EXERCISE GOAL: The records underneath are to be repeated exactly, with the pictures left out.

### RECORD SET ###

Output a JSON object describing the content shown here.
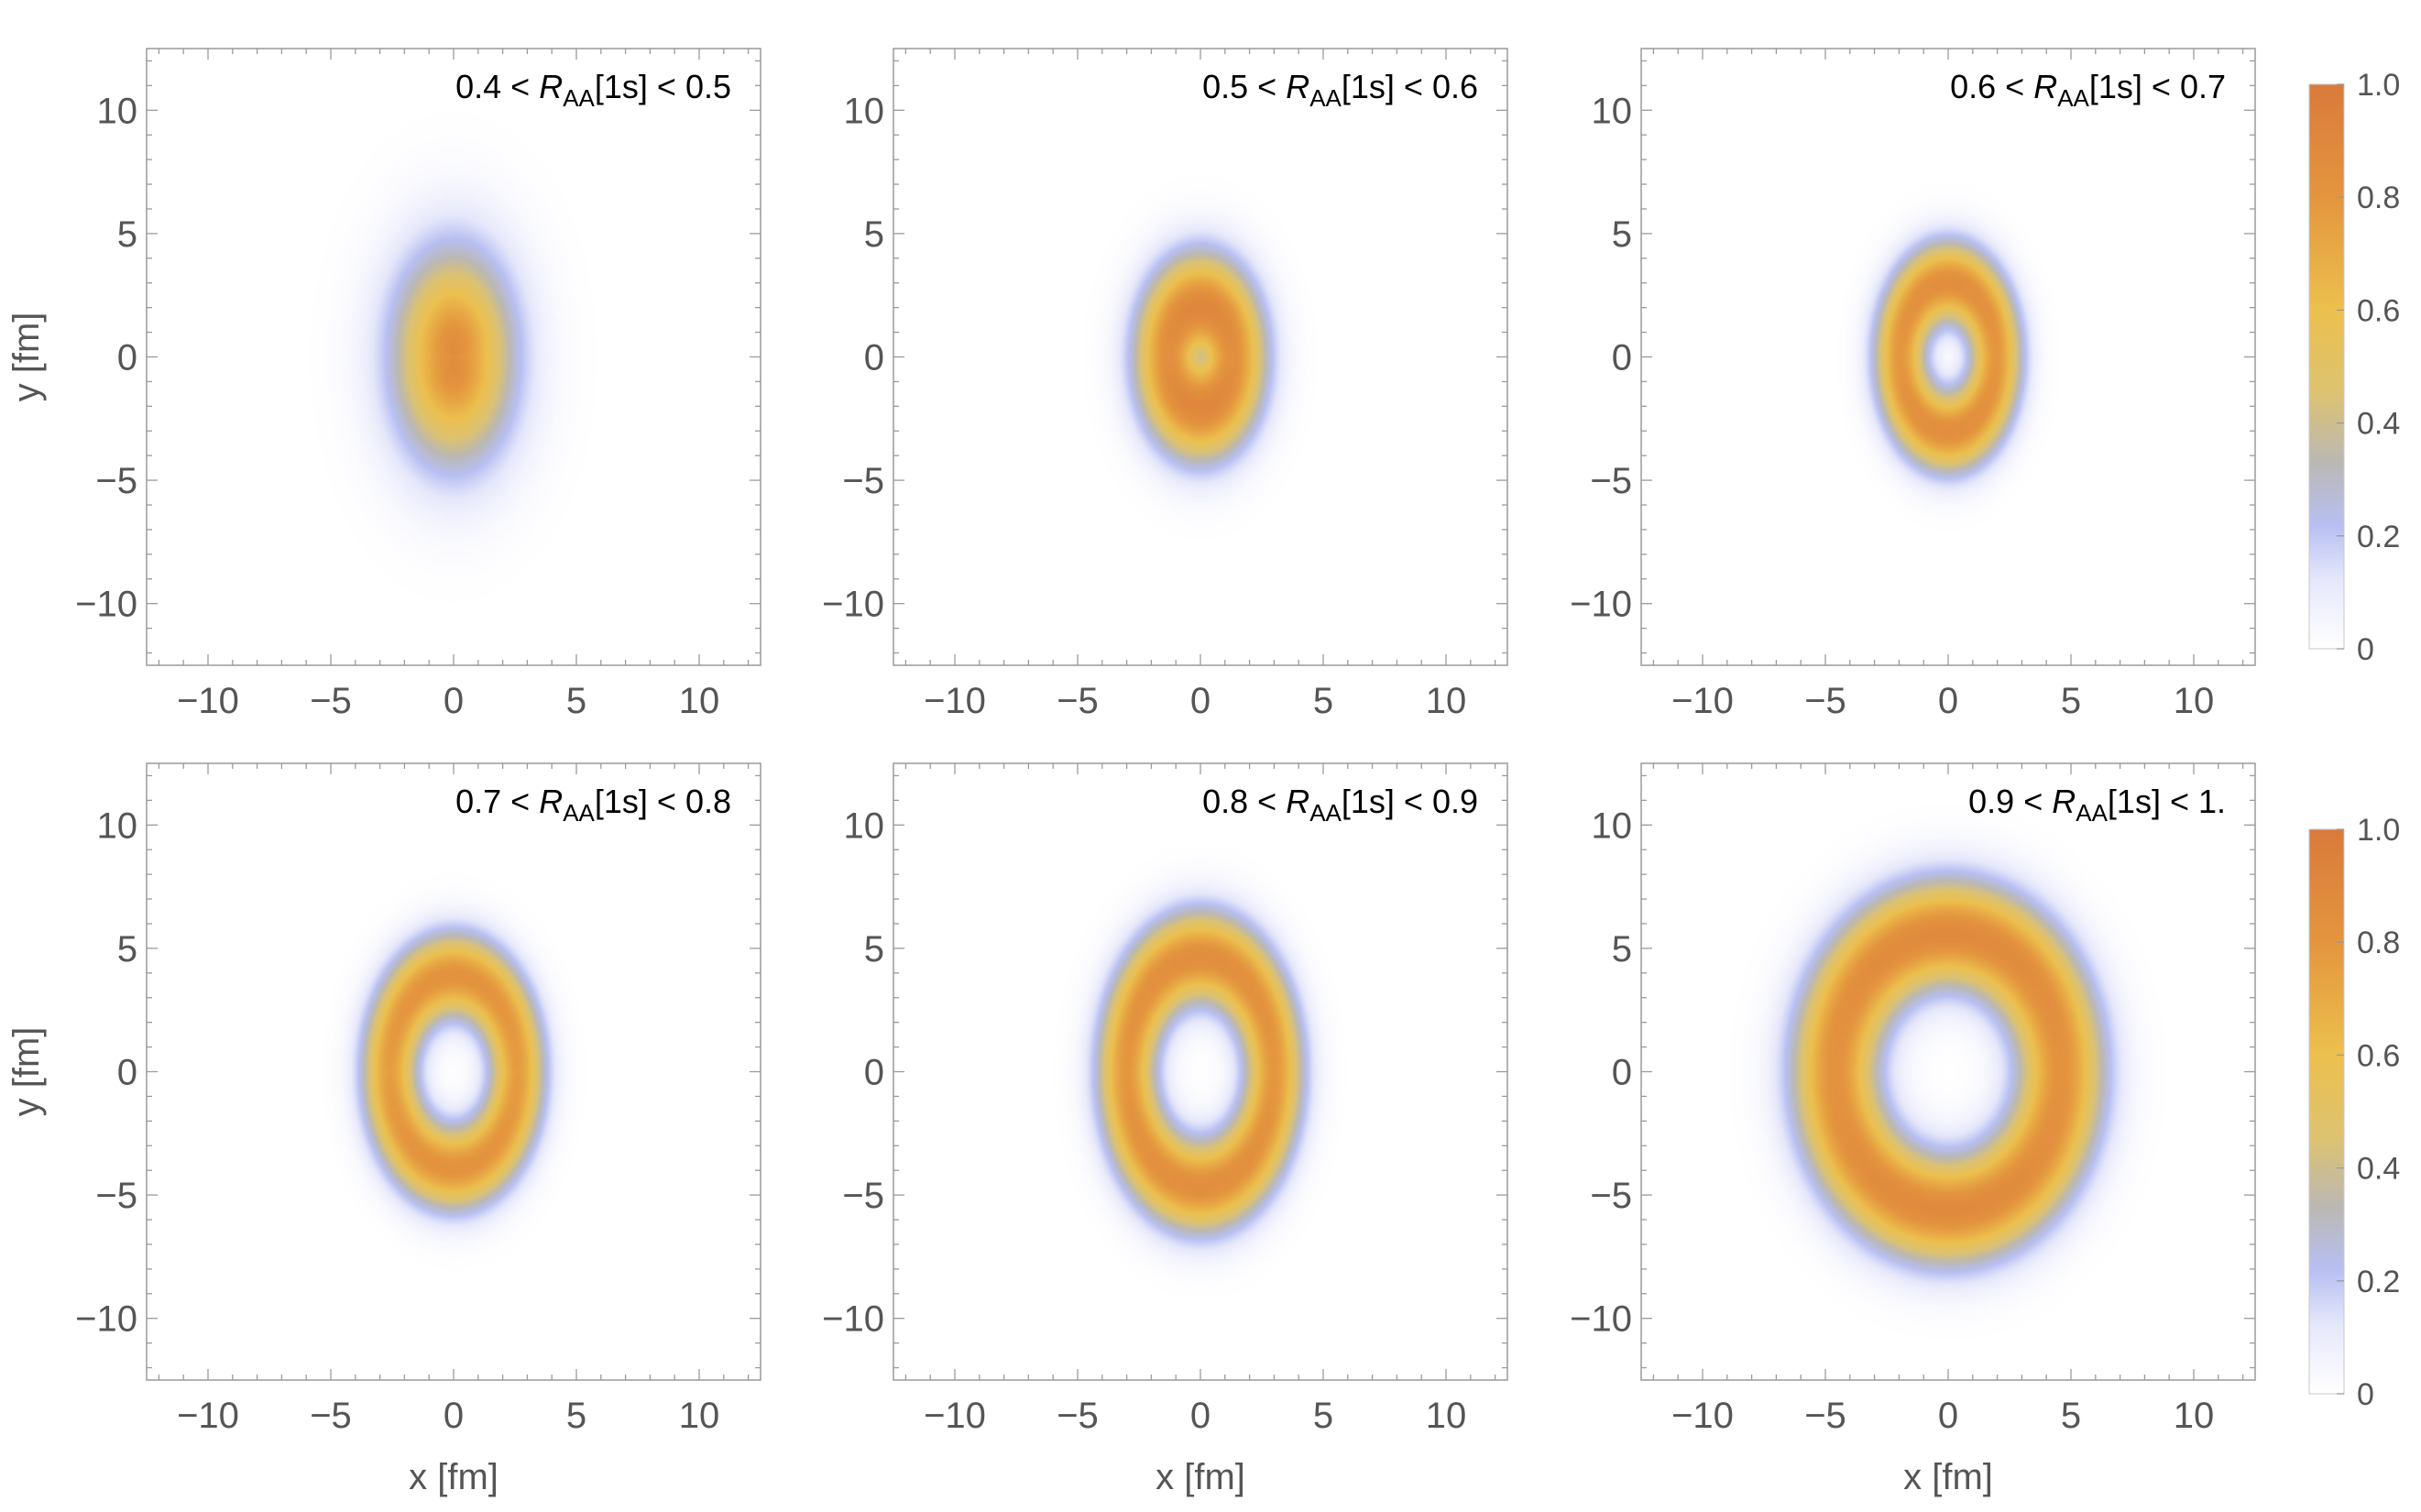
{
  "chart_data": {
    "type": "heatmap",
    "layout": "2 rows x 3 columns of density plots with colorbars",
    "x_axis": {
      "label": "x [fm]",
      "range": [
        -12.5,
        12.5
      ],
      "ticks": [
        -10,
        -5,
        0,
        5,
        10
      ],
      "tick_labels": [
        "−10",
        "−5",
        "0",
        "5",
        "10"
      ]
    },
    "y_axis": {
      "label": "y [fm]",
      "range": [
        -12.5,
        12.5
      ],
      "ticks": [
        -10,
        -5,
        0,
        5,
        10
      ],
      "tick_labels": [
        "−10",
        "−5",
        "0",
        "5",
        "10"
      ]
    },
    "colorbar": {
      "range": [
        0,
        1
      ],
      "tick_values": [
        0,
        0.2,
        0.4,
        0.6,
        0.8,
        1.0
      ],
      "tick_labels": [
        "0",
        "0.2",
        "0.4",
        "0.6",
        "0.8",
        "1.0"
      ],
      "gradient": [
        {
          "value": 0.0,
          "color": "#ffffff"
        },
        {
          "value": 0.12,
          "color": "#e6e8fb"
        },
        {
          "value": 0.22,
          "color": "#b8bff2"
        },
        {
          "value": 0.33,
          "color": "#bab8b4"
        },
        {
          "value": 0.45,
          "color": "#dcc272"
        },
        {
          "value": 0.6,
          "color": "#ecc04e"
        },
        {
          "value": 0.8,
          "color": "#e4953e"
        },
        {
          "value": 1.0,
          "color": "#d97a3c"
        }
      ]
    },
    "panels": [
      {
        "label": {
          "pre": "0.4 < ",
          "R": "R",
          "sub": "AA",
          "post": "[1s] < 0.5"
        },
        "ring_radius": 0.0,
        "ring_width": 1.7,
        "inner_peak": 0.88,
        "outer_peak": 0.88,
        "sx": 1.0,
        "sy": 1.7,
        "x_shift": 0.0
      },
      {
        "label": {
          "pre": "0.5 < ",
          "R": "R",
          "sub": "AA",
          "post": "[1s] < 0.6"
        },
        "ring_radius": 1.3,
        "ring_width": 1.0,
        "inner_peak": 0.9,
        "outer_peak": 0.9,
        "sx": 1.0,
        "sy": 1.55,
        "x_shift": 0.0
      },
      {
        "label": {
          "pre": "0.6 < ",
          "R": "R",
          "sub": "AA",
          "post": "[1s] < 0.7"
        },
        "ring_radius": 1.95,
        "ring_width": 0.75,
        "inner_peak": 0.85,
        "outer_peak": 0.85,
        "sx": 1.0,
        "sy": 1.55,
        "x_shift": 0.0
      },
      {
        "label": {
          "pre": "0.7 < ",
          "R": "R",
          "sub": "AA",
          "post": "[1s] < 0.8"
        },
        "ring_radius": 2.6,
        "ring_width": 0.8,
        "inner_peak": 0.82,
        "outer_peak": 0.82,
        "sx": 1.0,
        "sy": 1.5,
        "x_shift": 0.0
      },
      {
        "label": {
          "pre": "0.8 < ",
          "R": "R",
          "sub": "AA",
          "post": "[1s] < 0.9"
        },
        "ring_radius": 3.0,
        "ring_width": 0.85,
        "inner_peak": 0.85,
        "outer_peak": 0.85,
        "sx": 1.0,
        "sy": 1.55,
        "x_shift": 0.0
      },
      {
        "label": {
          "pre": "0.9 < ",
          "R": "R",
          "sub": "AA",
          "post": "[1s] < 1."
        },
        "ring_radius": 4.6,
        "ring_width": 1.25,
        "inner_peak": 0.88,
        "outer_peak": 0.88,
        "sx": 1.0,
        "sy": 1.22,
        "x_shift": 0.0
      }
    ]
  }
}
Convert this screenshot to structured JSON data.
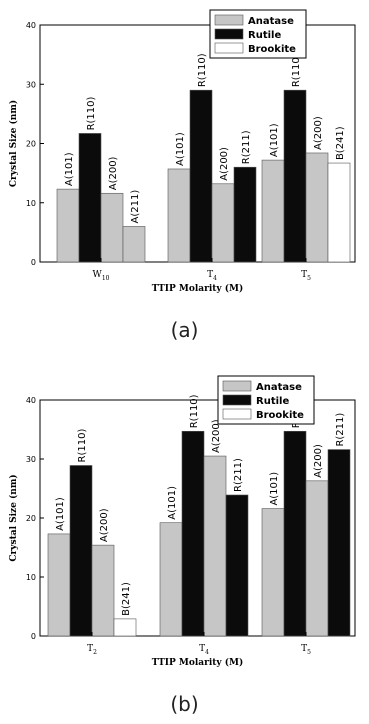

###

TASK SOLUTION:
Output a JSON object describing the content shown here.
{
  "chart_data": {
    "type": "heatmap",
    "layout": "2 rows x 3 columns of density plots with colorbars",
    "x_axis": {
      "label": "x [fm]",
      "range": [
        -12.5,
        12.5
      ],
      "ticks": [
        -10,
        -5,
        0,
        5,
        10
      ],
      "tick_labels": [
        "−10",
        "−5",
        "0",
        "5",
        "10"
      ]
    },
    "y_axis": {
      "label": "y [fm]",
      "range": [
        -12.5,
        12.5
      ],
      "ticks": [
        -10,
        -5,
        0,
        5,
        10
      ],
      "tick_labels": [
        "−10",
        "−5",
        "0",
        "5",
        "10"
      ]
    },
    "colorbar": {
      "range": [
        0,
        1
      ],
      "tick_values": [
        0,
        0.2,
        0.4,
        0.6,
        0.8,
        1.0
      ],
      "tick_labels": [
        "0",
        "0.2",
        "0.4",
        "0.6",
        "0.8",
        "1.0"
      ],
      "gradient": [
        {
          "value": 0.0,
          "color": "#ffffff"
        },
        {
          "value": 0.12,
          "color": "#e6e8fb"
        },
        {
          "value": 0.22,
          "color": "#b8bff2"
        },
        {
          "value": 0.33,
          "color": "#bab8b4"
        },
        {
          "value": 0.45,
          "color": "#dcc272"
        },
        {
          "value": 0.6,
          "color": "#ecc04e"
        },
        {
          "value": 0.8,
          "color": "#e4953e"
        },
        {
          "value": 1.0,
          "color": "#d97a3c"
        }
      ]
    },
    "panels": [
      {
        "label": {
          "pre": "0.4 < ",
          "R": "R",
          "sub": "AA",
          "post": "[1s] < 0.5"
        },
        "ring_radius": 0.0,
        "ring_width": 1.7,
        "inner_peak": 0.88,
        "outer_peak": 0.88,
        "sx": 1.0,
        "sy": 1.7,
        "x_shift": 0.0
      },
      {
        "label": {
          "pre": "0.5 < ",
          "R": "R",
          "sub": "AA",
          "post": "[1s] < 0.6"
        },
        "ring_radius": 1.3,
        "ring_width": 1.0,
        "inner_peak": 0.9,
        "outer_peak": 0.9,
        "sx": 1.0,
        "sy": 1.55,
        "x_shift": 0.0
      },
      {
        "label": {
          "pre": "0.6 < ",
          "R": "R",
          "sub": "AA",
          "post": "[1s] < 0.7"
        },
        "ring_radius": 1.95,
        "ring_width": 0.75,
        "inner_peak": 0.85,
        "outer_peak": 0.85,
        "sx": 1.0,
        "sy": 1.55,
        "x_shift": 0.0
      },
      {
        "label": {
          "pre": "0.7 < ",
          "R": "R",
          "sub": "AA",
          "post": "[1s] < 0.8"
        },
        "ring_radius": 2.6,
        "ring_width": 0.8,
        "inner_peak": 0.82,
        "outer_peak": 0.82,
        "sx": 1.0,
        "sy": 1.5,
        "x_shift": 0.0
      },
      {
        "label": {
          "pre": "0.8 < ",
          "R": "R",
          "sub": "AA",
          "post": "[1s] < 0.9"
        },
        "ring_radius": 3.0,
        "ring_width": 0.85,
        "inner_peak": 0.85,
        "outer_peak": 0.85,
        "sx": 1.0,
        "sy": 1.55,
        "x_shift": 0.0
      },
      {
        "label": {
          "pre": "0.9 < ",
          "R": "R",
          "sub": "AA",
          "post": "[1s] < 1."
        },
        "ring_radius": 4.6,
        "ring_width": 1.25,
        "inner_peak": 0.88,
        "outer_peak": 0.88,
        "sx": 1.0,
        "sy": 1.22,
        "x_shift": 0.0
      }
    ]
  }
}
Convert this screenshot to structured JSON data.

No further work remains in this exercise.